[Dataset items]
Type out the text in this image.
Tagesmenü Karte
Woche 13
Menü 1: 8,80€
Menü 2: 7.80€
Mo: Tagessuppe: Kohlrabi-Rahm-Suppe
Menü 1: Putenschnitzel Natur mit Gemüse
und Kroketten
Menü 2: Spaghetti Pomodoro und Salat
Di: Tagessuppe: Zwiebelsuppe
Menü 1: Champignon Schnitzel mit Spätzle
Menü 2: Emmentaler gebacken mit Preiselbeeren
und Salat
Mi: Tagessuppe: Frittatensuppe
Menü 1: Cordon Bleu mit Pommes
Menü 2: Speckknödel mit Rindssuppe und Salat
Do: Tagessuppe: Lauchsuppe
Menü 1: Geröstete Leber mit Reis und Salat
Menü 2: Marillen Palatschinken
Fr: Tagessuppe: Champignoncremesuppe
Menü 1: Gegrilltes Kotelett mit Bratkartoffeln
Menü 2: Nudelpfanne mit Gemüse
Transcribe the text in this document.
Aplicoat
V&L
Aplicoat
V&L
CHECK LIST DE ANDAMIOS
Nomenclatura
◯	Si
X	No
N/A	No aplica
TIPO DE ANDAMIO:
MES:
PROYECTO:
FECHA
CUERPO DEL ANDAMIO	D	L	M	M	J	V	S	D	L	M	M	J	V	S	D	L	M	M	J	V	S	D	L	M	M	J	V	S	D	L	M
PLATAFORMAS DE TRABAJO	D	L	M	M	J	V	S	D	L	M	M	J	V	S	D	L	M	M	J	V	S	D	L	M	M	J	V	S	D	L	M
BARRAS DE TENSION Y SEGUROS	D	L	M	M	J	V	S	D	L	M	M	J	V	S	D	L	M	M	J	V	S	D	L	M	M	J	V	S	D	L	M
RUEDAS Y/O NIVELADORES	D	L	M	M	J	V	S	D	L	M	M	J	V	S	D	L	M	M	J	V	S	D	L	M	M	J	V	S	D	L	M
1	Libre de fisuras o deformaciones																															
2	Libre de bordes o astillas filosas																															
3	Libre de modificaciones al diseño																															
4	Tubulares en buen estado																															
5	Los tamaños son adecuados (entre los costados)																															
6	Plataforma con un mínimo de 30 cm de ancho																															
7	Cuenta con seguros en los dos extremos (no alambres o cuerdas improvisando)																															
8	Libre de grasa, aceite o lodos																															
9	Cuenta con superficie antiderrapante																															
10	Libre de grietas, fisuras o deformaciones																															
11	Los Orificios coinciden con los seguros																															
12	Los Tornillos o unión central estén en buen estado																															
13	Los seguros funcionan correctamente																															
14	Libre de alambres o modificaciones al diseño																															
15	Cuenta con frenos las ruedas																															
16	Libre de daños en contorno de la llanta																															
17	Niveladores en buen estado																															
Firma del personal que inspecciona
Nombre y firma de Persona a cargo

* **Exercise description**
How many lines in the data contain the string "diseño"? Respond with the number only.

* **Finished task**
2